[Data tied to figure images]
--- BEGIN ---
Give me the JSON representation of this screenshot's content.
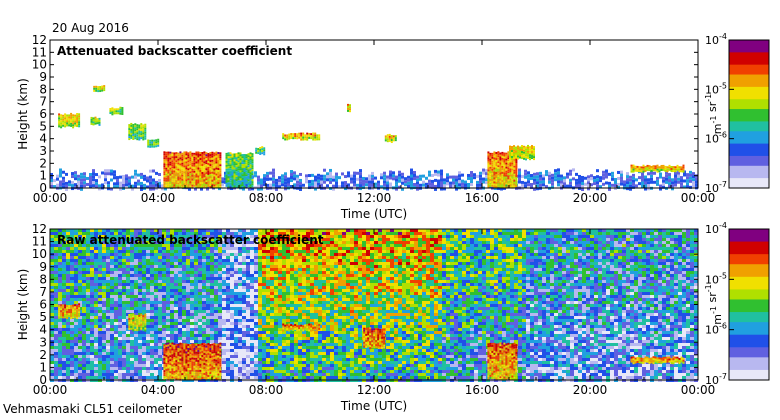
{
  "header": {
    "date": "20 Aug 2016"
  },
  "footer": {
    "instrument": "Vehmasmaki CL51 ceilometer"
  },
  "colorbar": {
    "colors": [
      "#e8e8f8",
      "#b8b8f0",
      "#6060e0",
      "#2050e8",
      "#20a0e0",
      "#20c0a0",
      "#30c030",
      "#b0e000",
      "#f0e000",
      "#f0a000",
      "#f04000",
      "#d00000",
      "#800080"
    ]
  },
  "chart_data": [
    {
      "type": "heatmap",
      "title": "Attenuated backscatter coefficient",
      "xlabel": "Time (UTC)",
      "ylabel": "Height (km)",
      "x_ticks": [
        "00:00",
        "04:00",
        "08:00",
        "12:00",
        "16:00",
        "20:00",
        "00:00"
      ],
      "y_ticks": [
        "0",
        "1",
        "2",
        "3",
        "4",
        "5",
        "6",
        "7",
        "8",
        "9",
        "10",
        "11",
        "12"
      ],
      "xlim_hours": [
        0,
        24
      ],
      "ylim_km": [
        0,
        12
      ],
      "colorbar_ticks": [
        "10",
        "10",
        "10",
        "10"
      ],
      "colorbar_exponents": [
        "-4",
        "-5",
        "-6",
        "-7"
      ],
      "colorbar_label": "m sr",
      "colorbar_label_exponents": [
        "-1",
        "-1"
      ],
      "colorbar_scale": "log",
      "colorbar_range": [
        1e-07,
        0.0001
      ],
      "grid": false,
      "features": [
        {
          "kind": "boundary_layer",
          "x0": 0,
          "x1": 24,
          "y0": 0,
          "y1": 1.6,
          "level": 0.25
        },
        {
          "kind": "cloud",
          "x0": 0.3,
          "x1": 1.1,
          "y0": 5.0,
          "y1": 6.1,
          "level": 0.7
        },
        {
          "kind": "cloud",
          "x0": 1.5,
          "x1": 1.8,
          "y0": 5.2,
          "y1": 5.8,
          "level": 0.6
        },
        {
          "kind": "cloud",
          "x0": 1.6,
          "x1": 2.0,
          "y0": 7.9,
          "y1": 8.4,
          "level": 0.7
        },
        {
          "kind": "cloud",
          "x0": 2.2,
          "x1": 2.7,
          "y0": 6.0,
          "y1": 6.6,
          "level": 0.6
        },
        {
          "kind": "cloud",
          "x0": 2.9,
          "x1": 3.5,
          "y0": 4.0,
          "y1": 5.3,
          "level": 0.6
        },
        {
          "kind": "cloud",
          "x0": 3.6,
          "x1": 4.0,
          "y0": 3.4,
          "y1": 4.0,
          "level": 0.55
        },
        {
          "kind": "cloud",
          "x0": 4.2,
          "x1": 6.3,
          "y0": 0.1,
          "y1": 3.0,
          "level": 0.82
        },
        {
          "kind": "cloud",
          "x0": 6.5,
          "x1": 7.5,
          "y0": 0.1,
          "y1": 2.9,
          "level": 0.55
        },
        {
          "kind": "cloud",
          "x0": 7.6,
          "x1": 7.9,
          "y0": 2.8,
          "y1": 3.4,
          "level": 0.55
        },
        {
          "kind": "cloud",
          "x0": 8.6,
          "x1": 10.0,
          "y0": 4.0,
          "y1": 4.5,
          "level": 0.75
        },
        {
          "kind": "cloud",
          "x0": 11.0,
          "x1": 11.1,
          "y0": 6.2,
          "y1": 6.9,
          "level": 0.7
        },
        {
          "kind": "cloud",
          "x0": 12.4,
          "x1": 12.8,
          "y0": 3.8,
          "y1": 4.4,
          "level": 0.7
        },
        {
          "kind": "cloud",
          "x0": 16.2,
          "x1": 17.3,
          "y0": 0.1,
          "y1": 3.0,
          "level": 0.8
        },
        {
          "kind": "cloud",
          "x0": 17.0,
          "x1": 17.9,
          "y0": 2.4,
          "y1": 3.5,
          "level": 0.7
        },
        {
          "kind": "cloud",
          "x0": 21.5,
          "x1": 23.5,
          "y0": 1.4,
          "y1": 1.9,
          "level": 0.75
        }
      ]
    },
    {
      "type": "heatmap",
      "title": "Raw attenuated backscatter coefficient",
      "xlabel": "Time (UTC)",
      "ylabel": "Height (km)",
      "x_ticks": [
        "00:00",
        "04:00",
        "08:00",
        "12:00",
        "16:00",
        "20:00",
        "00:00"
      ],
      "y_ticks": [
        "0",
        "1",
        "2",
        "3",
        "4",
        "5",
        "6",
        "7",
        "8",
        "9",
        "10",
        "11",
        "12"
      ],
      "xlim_hours": [
        0,
        24
      ],
      "ylim_km": [
        0,
        12
      ],
      "colorbar_ticks": [
        "10",
        "10",
        "10",
        "10"
      ],
      "colorbar_exponents": [
        "-4",
        "-5",
        "-6",
        "-7"
      ],
      "colorbar_label": "m sr",
      "colorbar_label_exponents": [
        "-1",
        "-1"
      ],
      "colorbar_scale": "log",
      "colorbar_range": [
        1e-07,
        0.0001
      ],
      "grid": false,
      "noise_regions": [
        {
          "x0": 0,
          "x1": 2.0,
          "level": 0.45
        },
        {
          "x0": 2.0,
          "x1": 6.3,
          "level": 0.38
        },
        {
          "x0": 6.3,
          "x1": 7.7,
          "level": 0.2
        },
        {
          "x0": 7.7,
          "x1": 14.5,
          "level": 0.72
        },
        {
          "x0": 14.5,
          "x1": 17.5,
          "level": 0.5
        },
        {
          "x0": 17.5,
          "x1": 24,
          "level": 0.35
        }
      ],
      "features": [
        {
          "kind": "cloud",
          "x0": 0.3,
          "x1": 1.1,
          "y0": 5.0,
          "y1": 6.1,
          "level": 0.8
        },
        {
          "kind": "cloud",
          "x0": 2.9,
          "x1": 3.5,
          "y0": 4.0,
          "y1": 5.3,
          "level": 0.7
        },
        {
          "kind": "cloud",
          "x0": 4.2,
          "x1": 6.3,
          "y0": 0.1,
          "y1": 3.0,
          "level": 0.85
        },
        {
          "kind": "cloud",
          "x0": 8.6,
          "x1": 10.0,
          "y0": 4.0,
          "y1": 4.5,
          "level": 0.8
        },
        {
          "kind": "cloud",
          "x0": 11.6,
          "x1": 12.4,
          "y0": 2.6,
          "y1": 4.2,
          "level": 0.85
        },
        {
          "kind": "cloud",
          "x0": 16.2,
          "x1": 17.3,
          "y0": 0.1,
          "y1": 3.0,
          "level": 0.8
        },
        {
          "kind": "cloud",
          "x0": 21.5,
          "x1": 23.5,
          "y0": 1.4,
          "y1": 1.9,
          "level": 0.8
        }
      ]
    }
  ]
}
--- END ---
Request:
Retype the listing exactly. Pictures do not belong in the copy.

Correct answer:
Give me the JSON representation of this screenshot's content.
{
  "header": {
    "date": "20 Aug 2016"
  },
  "footer": {
    "instrument": "Vehmasmaki CL51 ceilometer"
  },
  "colorbar": {
    "colors": [
      "#e8e8f8",
      "#b8b8f0",
      "#6060e0",
      "#2050e8",
      "#20a0e0",
      "#20c0a0",
      "#30c030",
      "#b0e000",
      "#f0e000",
      "#f0a000",
      "#f04000",
      "#d00000",
      "#800080"
    ]
  },
  "chart_data": [
    {
      "type": "heatmap",
      "title": "Attenuated backscatter coefficient",
      "xlabel": "Time (UTC)",
      "ylabel": "Height (km)",
      "x_ticks": [
        "00:00",
        "04:00",
        "08:00",
        "12:00",
        "16:00",
        "20:00",
        "00:00"
      ],
      "y_ticks": [
        "0",
        "1",
        "2",
        "3",
        "4",
        "5",
        "6",
        "7",
        "8",
        "9",
        "10",
        "11",
        "12"
      ],
      "xlim_hours": [
        0,
        24
      ],
      "ylim_km": [
        0,
        12
      ],
      "colorbar_ticks": [
        "10",
        "10",
        "10",
        "10"
      ],
      "colorbar_exponents": [
        "-4",
        "-5",
        "-6",
        "-7"
      ],
      "colorbar_label": "m sr",
      "colorbar_label_exponents": [
        "-1",
        "-1"
      ],
      "colorbar_scale": "log",
      "colorbar_range": [
        1e-07,
        0.0001
      ],
      "grid": false,
      "features": [
        {
          "kind": "boundary_layer",
          "x0": 0,
          "x1": 24,
          "y0": 0,
          "y1": 1.6,
          "level": 0.25
        },
        {
          "kind": "cloud",
          "x0": 0.3,
          "x1": 1.1,
          "y0": 5.0,
          "y1": 6.1,
          "level": 0.7
        },
        {
          "kind": "cloud",
          "x0": 1.5,
          "x1": 1.8,
          "y0": 5.2,
          "y1": 5.8,
          "level": 0.6
        },
        {
          "kind": "cloud",
          "x0": 1.6,
          "x1": 2.0,
          "y0": 7.9,
          "y1": 8.4,
          "level": 0.7
        },
        {
          "kind": "cloud",
          "x0": 2.2,
          "x1": 2.7,
          "y0": 6.0,
          "y1": 6.6,
          "level": 0.6
        },
        {
          "kind": "cloud",
          "x0": 2.9,
          "x1": 3.5,
          "y0": 4.0,
          "y1": 5.3,
          "level": 0.6
        },
        {
          "kind": "cloud",
          "x0": 3.6,
          "x1": 4.0,
          "y0": 3.4,
          "y1": 4.0,
          "level": 0.55
        },
        {
          "kind": "cloud",
          "x0": 4.2,
          "x1": 6.3,
          "y0": 0.1,
          "y1": 3.0,
          "level": 0.82
        },
        {
          "kind": "cloud",
          "x0": 6.5,
          "x1": 7.5,
          "y0": 0.1,
          "y1": 2.9,
          "level": 0.55
        },
        {
          "kind": "cloud",
          "x0": 7.6,
          "x1": 7.9,
          "y0": 2.8,
          "y1": 3.4,
          "level": 0.55
        },
        {
          "kind": "cloud",
          "x0": 8.6,
          "x1": 10.0,
          "y0": 4.0,
          "y1": 4.5,
          "level": 0.75
        },
        {
          "kind": "cloud",
          "x0": 11.0,
          "x1": 11.1,
          "y0": 6.2,
          "y1": 6.9,
          "level": 0.7
        },
        {
          "kind": "cloud",
          "x0": 12.4,
          "x1": 12.8,
          "y0": 3.8,
          "y1": 4.4,
          "level": 0.7
        },
        {
          "kind": "cloud",
          "x0": 16.2,
          "x1": 17.3,
          "y0": 0.1,
          "y1": 3.0,
          "level": 0.8
        },
        {
          "kind": "cloud",
          "x0": 17.0,
          "x1": 17.9,
          "y0": 2.4,
          "y1": 3.5,
          "level": 0.7
        },
        {
          "kind": "cloud",
          "x0": 21.5,
          "x1": 23.5,
          "y0": 1.4,
          "y1": 1.9,
          "level": 0.75
        }
      ]
    },
    {
      "type": "heatmap",
      "title": "Raw attenuated backscatter coefficient",
      "xlabel": "Time (UTC)",
      "ylabel": "Height (km)",
      "x_ticks": [
        "00:00",
        "04:00",
        "08:00",
        "12:00",
        "16:00",
        "20:00",
        "00:00"
      ],
      "y_ticks": [
        "0",
        "1",
        "2",
        "3",
        "4",
        "5",
        "6",
        "7",
        "8",
        "9",
        "10",
        "11",
        "12"
      ],
      "xlim_hours": [
        0,
        24
      ],
      "ylim_km": [
        0,
        12
      ],
      "colorbar_ticks": [
        "10",
        "10",
        "10",
        "10"
      ],
      "colorbar_exponents": [
        "-4",
        "-5",
        "-6",
        "-7"
      ],
      "colorbar_label": "m sr",
      "colorbar_label_exponents": [
        "-1",
        "-1"
      ],
      "colorbar_scale": "log",
      "colorbar_range": [
        1e-07,
        0.0001
      ],
      "grid": false,
      "noise_regions": [
        {
          "x0": 0,
          "x1": 2.0,
          "level": 0.45
        },
        {
          "x0": 2.0,
          "x1": 6.3,
          "level": 0.38
        },
        {
          "x0": 6.3,
          "x1": 7.7,
          "level": 0.2
        },
        {
          "x0": 7.7,
          "x1": 14.5,
          "level": 0.72
        },
        {
          "x0": 14.5,
          "x1": 17.5,
          "level": 0.5
        },
        {
          "x0": 17.5,
          "x1": 24,
          "level": 0.35
        }
      ],
      "features": [
        {
          "kind": "cloud",
          "x0": 0.3,
          "x1": 1.1,
          "y0": 5.0,
          "y1": 6.1,
          "level": 0.8
        },
        {
          "kind": "cloud",
          "x0": 2.9,
          "x1": 3.5,
          "y0": 4.0,
          "y1": 5.3,
          "level": 0.7
        },
        {
          "kind": "cloud",
          "x0": 4.2,
          "x1": 6.3,
          "y0": 0.1,
          "y1": 3.0,
          "level": 0.85
        },
        {
          "kind": "cloud",
          "x0": 8.6,
          "x1": 10.0,
          "y0": 4.0,
          "y1": 4.5,
          "level": 0.8
        },
        {
          "kind": "cloud",
          "x0": 11.6,
          "x1": 12.4,
          "y0": 2.6,
          "y1": 4.2,
          "level": 0.85
        },
        {
          "kind": "cloud",
          "x0": 16.2,
          "x1": 17.3,
          "y0": 0.1,
          "y1": 3.0,
          "level": 0.8
        },
        {
          "kind": "cloud",
          "x0": 21.5,
          "x1": 23.5,
          "y0": 1.4,
          "y1": 1.9,
          "level": 0.8
        }
      ]
    }
  ]
}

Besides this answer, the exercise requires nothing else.